TASK BRIEF
Pictures should be excluded; otherwise, copy every entry exactly.

-- START OF EXERCISE MATERIAL --

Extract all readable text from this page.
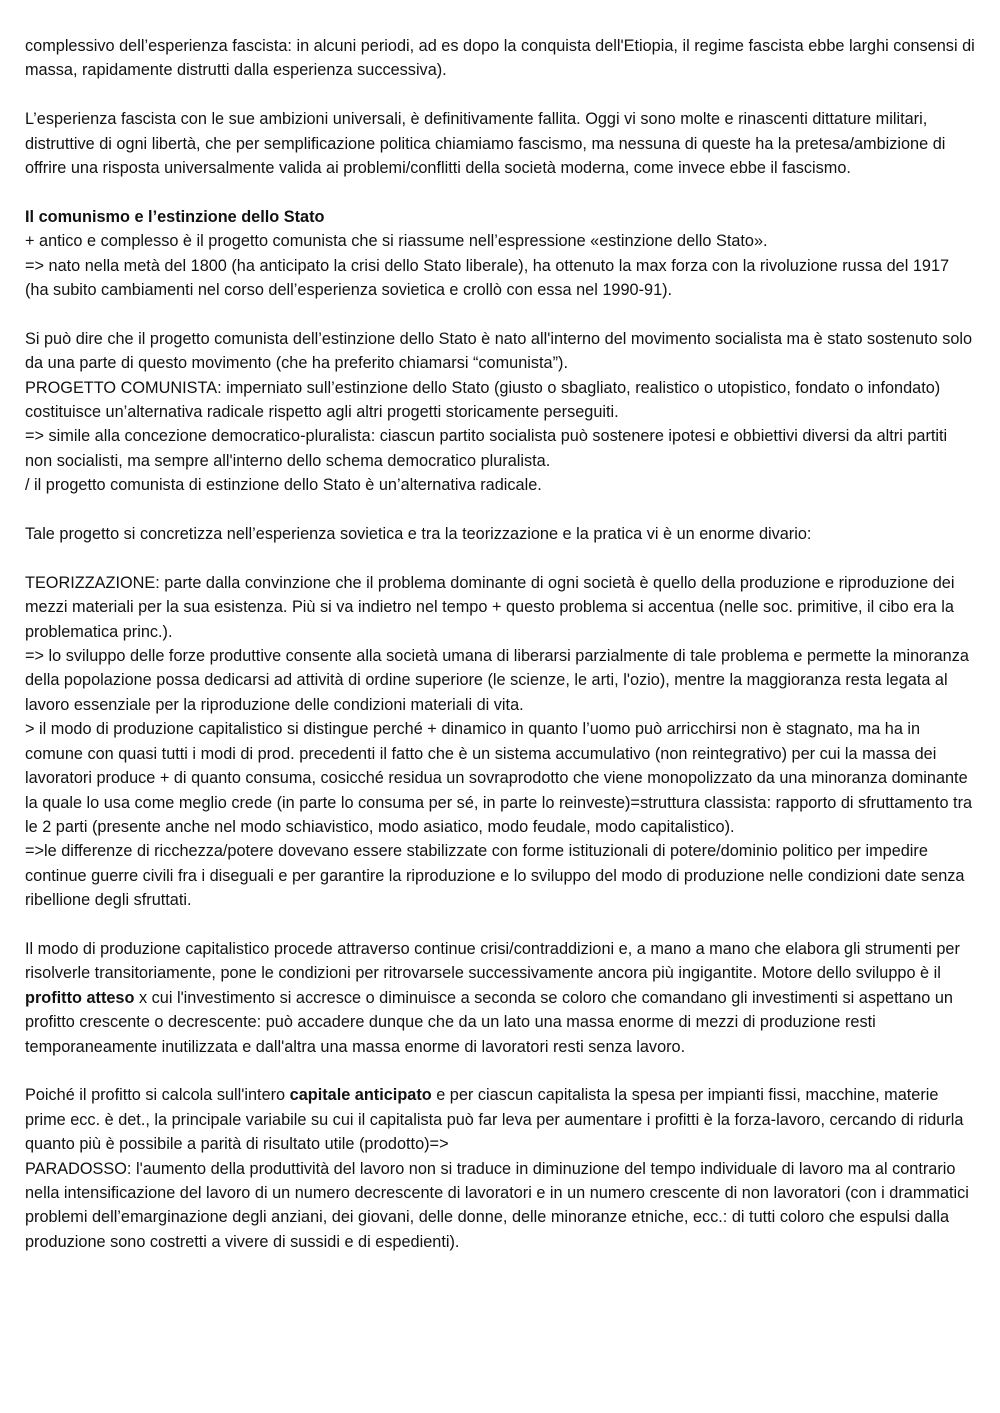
complessivo dell’esperienza fascista: in alcuni periodi, ad es dopo la conquista dell'Etiopia, il regime fascista ebbe larghi consensi di massa, rapidamente distrutti dalla esperienza successiva).

L’esperienza fascista con le sue ambizioni universali, è definitivamente fallita. Oggi vi sono molte e rinascenti dittature militari, distruttive di ogni libertà, che per semplificazione politica chiamiamo fascismo, ma nessuna di queste ha la pretesa/ambizione di offrire una risposta universalmente valida ai problemi/conflitti della società moderna, come invece ebbe il fascismo.

Il comunismo e l’estinzione dello Stato

+ antico e complesso è il progetto comunista che si riassume nell’espressione «estinzione dello Stato».

=> nato nella metà del 1800 (ha anticipato la crisi dello Stato liberale), ha ottenuto la max forza con la rivoluzione russa del 1917 (ha subito cambiamenti nel corso dell’esperienza sovietica e crollò con essa nel 1990-91).

Si può dire che il progetto comunista dell’estinzione dello Stato è nato all'interno del movimento socialista ma è stato sostenuto solo da una parte di questo movimento (che ha preferito chiamarsi “comunista”).

PROGETTO COMUNISTA: imperniato sull’estinzione dello Stato (giusto o sbagliato, realistico o utopistico, fondato o infondato) costituisce un’alternativa radicale rispetto agli altri progetti storicamente perseguiti.

=> simile alla concezione democratico-pluralista: ciascun partito socialista può sostenere ipotesi e obbiettivi diversi da altri partiti non socialisti, ma sempre all'interno dello schema democratico pluralista.

/ il progetto comunista di estinzione dello Stato è un’alternativa radicale.

Tale progetto si concretizza nell’esperienza sovietica e tra la teorizzazione e la pratica vi è un enorme divario:

TEORIZZAZIONE: parte dalla convinzione che il problema dominante di ogni società è quello della produzione e riproduzione dei mezzi materiali per la sua esistenza. Più si va indietro nel tempo + questo problema si accentua (nelle soc. primitive, il cibo era la problematica princ.).

=> lo sviluppo delle forze produttive consente alla società umana di liberarsi parzialmente di tale problema e permette la minoranza della popolazione possa dedicarsi ad attività di ordine superiore (le scienze, le arti, l'ozio), mentre la maggioranza resta legata al lavoro essenziale per la riproduzione delle condizioni materiali di vita.

> il modo di produzione capitalistico si distingue perché + dinamico in quanto l’uomo può arricchirsi non è stagnato, ma ha in comune con quasi tutti i modi di prod. precedenti il fatto che è un sistema accumulativo (non reintegrativo) per cui la massa dei lavoratori produce + di quanto consuma, cosicché residua un sovraprodotto che viene monopolizzato da una minoranza dominante la quale lo usa come meglio crede (in parte lo consuma per sé, in parte lo reinveste)=struttura classista: rapporto di sfruttamento tra le 2 parti (presente anche nel modo schiavistico, modo asiatico, modo feudale, modo capitalistico).

=>le differenze di ricchezza/potere dovevano essere stabilizzate con forme istituzionali di potere/dominio politico per impedire continue guerre civili fra i diseguali e per garantire la riproduzione e lo sviluppo del modo di produzione nelle condizioni date senza ribellione degli sfruttati.

Il modo di produzione capitalistico procede attraverso continue crisi/contraddizioni e, a mano a mano che elabora gli strumenti per risolverle transitoriamente, pone le condizioni per ritrovarsele successivamente ancora più ingigantite. Motore dello sviluppo è il profitto atteso x cui l'investimento si accresce o diminuisce a seconda se coloro che comandano gli investimenti si aspettano un profitto crescente o decrescente: può accadere dunque che da un lato una massa enorme di mezzi di produzione resti temporaneamente inutilizzata e dall'altra una massa enorme di lavoratori resti senza lavoro.

Poiché il profitto si calcola sull'intero capitale anticipato e per ciascun capitalista la spesa per impianti fissi, macchine, materie prime ecc. è det., la principale variabile su cui il capitalista può far leva per aumentare i profitti è la forza-lavoro, cercando di ridurla quanto più è possibile a parità di risultato utile (prodotto)=>

PARADOSSO: l'aumento della produttività del lavoro non si traduce in diminuzione del tempo individuale di lavoro ma al contrario nella intensificazione del lavoro di un numero decrescente di lavoratori e in un numero crescente di non lavoratori (con i drammatici problemi dell’emarginazione degli anziani, dei giovani, delle donne, delle minoranze etniche, ecc.: di tutti coloro che espulsi dalla produzione sono costretti a vivere di sussidi e di espedienti).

-- END OF EXERCISE MATERIAL --

WORKED SOLUTION
Extract all readable text from this page.
complessivo dell’esperienza fascista: in alcuni periodi, ad es dopo la conquista dell'Etiopia, il regime fascista ebbe larghi consensi di massa, rapidamente distrutti dalla esperienza successiva).

L’esperienza fascista con le sue ambizioni universali, è definitivamente fallita. Oggi vi sono molte e rinascenti dittature militari, distruttive di ogni libertà, che per semplificazione politica chiamiamo fascismo, ma nessuna di queste ha la pretesa/ambizione di offrire una risposta universalmente valida ai problemi/conflitti della società moderna, come invece ebbe il fascismo.

Il comunismo e l’estinzione dello Stato

+ antico e complesso è il progetto comunista che si riassume nell’espressione «estinzione dello Stato».

=> nato nella metà del 1800 (ha anticipato la crisi dello Stato liberale), ha ottenuto la max forza con la rivoluzione russa del 1917 (ha subito cambiamenti nel corso dell’esperienza sovietica e crollò con essa nel 1990-91).

Si può dire che il progetto comunista dell’estinzione dello Stato è nato all'interno del movimento socialista ma è stato sostenuto solo da una parte di questo movimento (che ha preferito chiamarsi “comunista”).

PROGETTO COMUNISTA: imperniato sull’estinzione dello Stato (giusto o sbagliato, realistico o utopistico, fondato o infondato) costituisce un’alternativa radicale rispetto agli altri progetti storicamente perseguiti.

=> simile alla concezione democratico-pluralista: ciascun partito socialista può sostenere ipotesi e obbiettivi diversi da altri partiti non socialisti, ma sempre all'interno dello schema democratico pluralista.

/ il progetto comunista di estinzione dello Stato è un’alternativa radicale.

Tale progetto si concretizza nell’esperienza sovietica e tra la teorizzazione e la pratica vi è un enorme divario:

TEORIZZAZIONE: parte dalla convinzione che il problema dominante di ogni società è quello della produzione e riproduzione dei mezzi materiali per la sua esistenza. Più si va indietro nel tempo + questo problema si accentua (nelle soc. primitive, il cibo era la problematica princ.).

=> lo sviluppo delle forze produttive consente alla società umana di liberarsi parzialmente di tale problema e permette la minoranza della popolazione possa dedicarsi ad attività di ordine superiore (le scienze, le arti, l'ozio), mentre la maggioranza resta legata al lavoro essenziale per la riproduzione delle condizioni materiali di vita.

> il modo di produzione capitalistico si distingue perché + dinamico in quanto l’uomo può arricchirsi non è stagnato, ma ha in comune con quasi tutti i modi di prod. precedenti il fatto che è un sistema accumulativo (non reintegrativo) per cui la massa dei lavoratori produce + di quanto consuma, cosicché residua un sovraprodotto che viene monopolizzato da una minoranza dominante la quale lo usa come meglio crede (in parte lo consuma per sé, in parte lo reinveste)=struttura classista: rapporto di sfruttamento tra le 2 parti (presente anche nel modo schiavistico, modo asiatico, modo feudale, modo capitalistico).

=>le differenze di ricchezza/potere dovevano essere stabilizzate con forme istituzionali di potere/dominio politico per impedire continue guerre civili fra i diseguali e per garantire la riproduzione e lo sviluppo del modo di produzione nelle condizioni date senza ribellione degli sfruttati.

Il modo di produzione capitalistico procede attraverso continue crisi/contraddizioni e, a mano a mano che elabora gli strumenti per risolverle transitoriamente, pone le condizioni per ritrovarsele successivamente ancora più ingigantite. Motore dello sviluppo è il profitto atteso x cui l'investimento si accresce o diminuisce a seconda se coloro che comandano gli investimenti si aspettano un profitto crescente o decrescente: può accadere dunque che da un lato una massa enorme di mezzi di produzione resti temporaneamente inutilizzata e dall'altra una massa enorme di lavoratori resti senza lavoro.

Poiché il profitto si calcola sull'intero capitale anticipato e per ciascun capitalista la spesa per impianti fissi, macchine, materie prime ecc. è det., la principale variabile su cui il capitalista può far leva per aumentare i profitti è la forza-lavoro, cercando di ridurla quanto più è possibile a parità di risultato utile (prodotto)=>

PARADOSSO: l'aumento della produttività del lavoro non si traduce in diminuzione del tempo individuale di lavoro ma al contrario nella intensificazione del lavoro di un numero decrescente di lavoratori e in un numero crescente di non lavoratori (con i drammatici problemi dell’emarginazione degli anziani, dei giovani, delle donne, delle minoranze etniche, ecc.: di tutti coloro che espulsi dalla produzione sono costretti a vivere di sussidi e di espedienti).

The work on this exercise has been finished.